■ Requirements: Repeat, exactly and completely, the material that follows. Omit the pictures.

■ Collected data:
## START

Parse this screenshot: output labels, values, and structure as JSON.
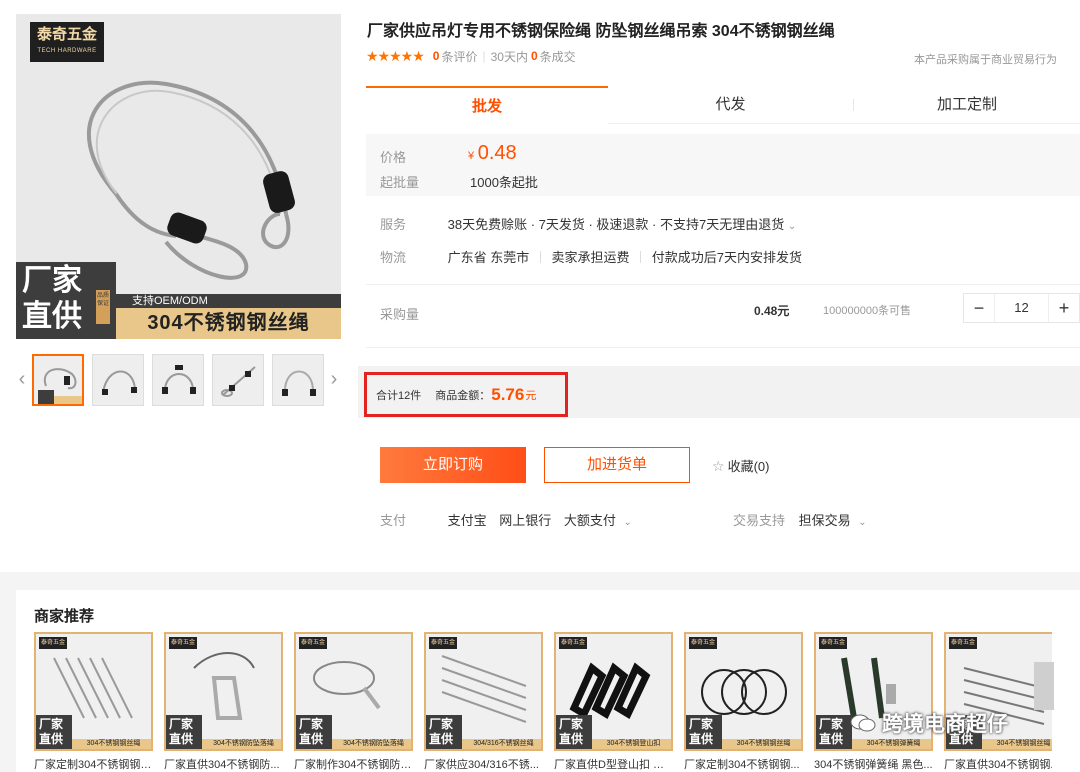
{
  "gallery": {
    "brand_cn": "泰奇五金",
    "brand_en": "TECH HARDWARE",
    "factory_line1": "厂家",
    "factory_line2": "直供",
    "seal_text": "品质保证",
    "oem_text": "支持OEM/ODM",
    "product_banner": "304不锈钢钢丝绳",
    "prev_arrow": "‹",
    "next_arrow": "›"
  },
  "product": {
    "title": "厂家供应吊灯专用不锈钢保险绳 防坠钢丝绳吊索 304不锈钢钢丝绳",
    "stars": "★★★★★",
    "review_count": "0",
    "review_label": "条评价",
    "deals_prefix": "30天内",
    "deals_count": "0",
    "deals_label": "条成交",
    "trade_note": "本产品采购属于商业贸易行为"
  },
  "tabs": [
    "批发",
    "代发",
    "加工定制"
  ],
  "price": {
    "label": "价格",
    "currency": "¥",
    "amount": "0.48",
    "moq_label": "起批量",
    "moq_value": "1000条起批"
  },
  "service": {
    "label": "服务",
    "value": "38天免费赊账 · 7天发货 · 极速退款 · 不支持7天无理由退货",
    "caret": "⌄"
  },
  "logistics": {
    "label": "物流",
    "origin": "广东省 东莞市",
    "shipping": "卖家承担运费",
    "delivery": "付款成功后7天内安排发货"
  },
  "quantity": {
    "label": "采购量",
    "unit_price": "0.48元",
    "stock": "100000000条可售",
    "minus": "−",
    "value": "12",
    "plus": "+"
  },
  "total": {
    "count_text": "合计12件",
    "amount_label": "商品金额：",
    "amount": "5.76",
    "unit": "元",
    "highlight_color": "#e52222"
  },
  "actions": {
    "buy": "立即订购",
    "cart": "加进货单",
    "favorite_icon": "☆",
    "favorite": "收藏(0)"
  },
  "payment": {
    "label": "支付",
    "methods": [
      "支付宝",
      "网上银行",
      "大额支付"
    ],
    "caret": "⌄",
    "support_label": "交易支持",
    "support_value": "担保交易"
  },
  "recommend": {
    "title": "商家推荐",
    "logo": "泰奇五金",
    "factory": "厂家直供",
    "items": [
      {
        "caption": "厂家定制304不锈钢钢丝...",
        "stripe": "304不锈钢钢丝绳"
      },
      {
        "caption": "厂家直供304不锈钢防...",
        "stripe": "304不锈钢防坠落绳"
      },
      {
        "caption": "厂家制作304不锈钢防坠...",
        "stripe": "304不锈钢防坠落绳"
      },
      {
        "caption": "厂家供应304/316不锈...",
        "stripe": "304/316不锈钢丝绳"
      },
      {
        "caption": "厂家直供D型登山扣 户...",
        "stripe": "304不锈钢登山扣"
      },
      {
        "caption": "厂家定制304不锈钢钢...",
        "stripe": "304不锈钢钢丝绳"
      },
      {
        "caption": "304不锈钢弹簧绳 黑色...",
        "stripe": "304不锈钢弹簧绳"
      },
      {
        "caption": "厂家直供304不锈钢钢...",
        "stripe": "304不锈钢钢丝绳"
      }
    ]
  },
  "watermark": "跨境电商超仔",
  "accent_color": "#ff5000"
}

## END

■ Response to the task:
Parse this screenshot: output labels, values, and structure as JSON.
{
  "gallery": {
    "brand_cn": "泰奇五金",
    "brand_en": "TECH HARDWARE",
    "factory_line1": "厂家",
    "factory_line2": "直供",
    "seal_text": "品质保证",
    "oem_text": "支持OEM/ODM",
    "product_banner": "304不锈钢钢丝绳",
    "prev_arrow": "‹",
    "next_arrow": "›"
  },
  "product": {
    "title": "厂家供应吊灯专用不锈钢保险绳 防坠钢丝绳吊索 304不锈钢钢丝绳",
    "stars": "★★★★★",
    "review_count": "0",
    "review_label": "条评价",
    "deals_prefix": "30天内",
    "deals_count": "0",
    "deals_label": "条成交",
    "trade_note": "本产品采购属于商业贸易行为"
  },
  "tabs": [
    "批发",
    "代发",
    "加工定制"
  ],
  "price": {
    "label": "价格",
    "currency": "¥",
    "amount": "0.48",
    "moq_label": "起批量",
    "moq_value": "1000条起批"
  },
  "service": {
    "label": "服务",
    "value": "38天免费赊账 · 7天发货 · 极速退款 · 不支持7天无理由退货",
    "caret": "⌄"
  },
  "logistics": {
    "label": "物流",
    "origin": "广东省 东莞市",
    "shipping": "卖家承担运费",
    "delivery": "付款成功后7天内安排发货"
  },
  "quantity": {
    "label": "采购量",
    "unit_price": "0.48元",
    "stock": "100000000条可售",
    "minus": "−",
    "value": "12",
    "plus": "+"
  },
  "total": {
    "count_text": "合计12件",
    "amount_label": "商品金额：",
    "amount": "5.76",
    "unit": "元",
    "highlight_color": "#e52222"
  },
  "actions": {
    "buy": "立即订购",
    "cart": "加进货单",
    "favorite_icon": "☆",
    "favorite": "收藏(0)"
  },
  "payment": {
    "label": "支付",
    "methods": [
      "支付宝",
      "网上银行",
      "大额支付"
    ],
    "caret": "⌄",
    "support_label": "交易支持",
    "support_value": "担保交易"
  },
  "recommend": {
    "title": "商家推荐",
    "logo": "泰奇五金",
    "factory": "厂家直供",
    "items": [
      {
        "caption": "厂家定制304不锈钢钢丝...",
        "stripe": "304不锈钢钢丝绳"
      },
      {
        "caption": "厂家直供304不锈钢防...",
        "stripe": "304不锈钢防坠落绳"
      },
      {
        "caption": "厂家制作304不锈钢防坠...",
        "stripe": "304不锈钢防坠落绳"
      },
      {
        "caption": "厂家供应304/316不锈...",
        "stripe": "304/316不锈钢丝绳"
      },
      {
        "caption": "厂家直供D型登山扣 户...",
        "stripe": "304不锈钢登山扣"
      },
      {
        "caption": "厂家定制304不锈钢钢...",
        "stripe": "304不锈钢钢丝绳"
      },
      {
        "caption": "304不锈钢弹簧绳 黑色...",
        "stripe": "304不锈钢弹簧绳"
      },
      {
        "caption": "厂家直供304不锈钢钢...",
        "stripe": "304不锈钢钢丝绳"
      }
    ]
  },
  "watermark": "跨境电商超仔",
  "accent_color": "#ff5000"
}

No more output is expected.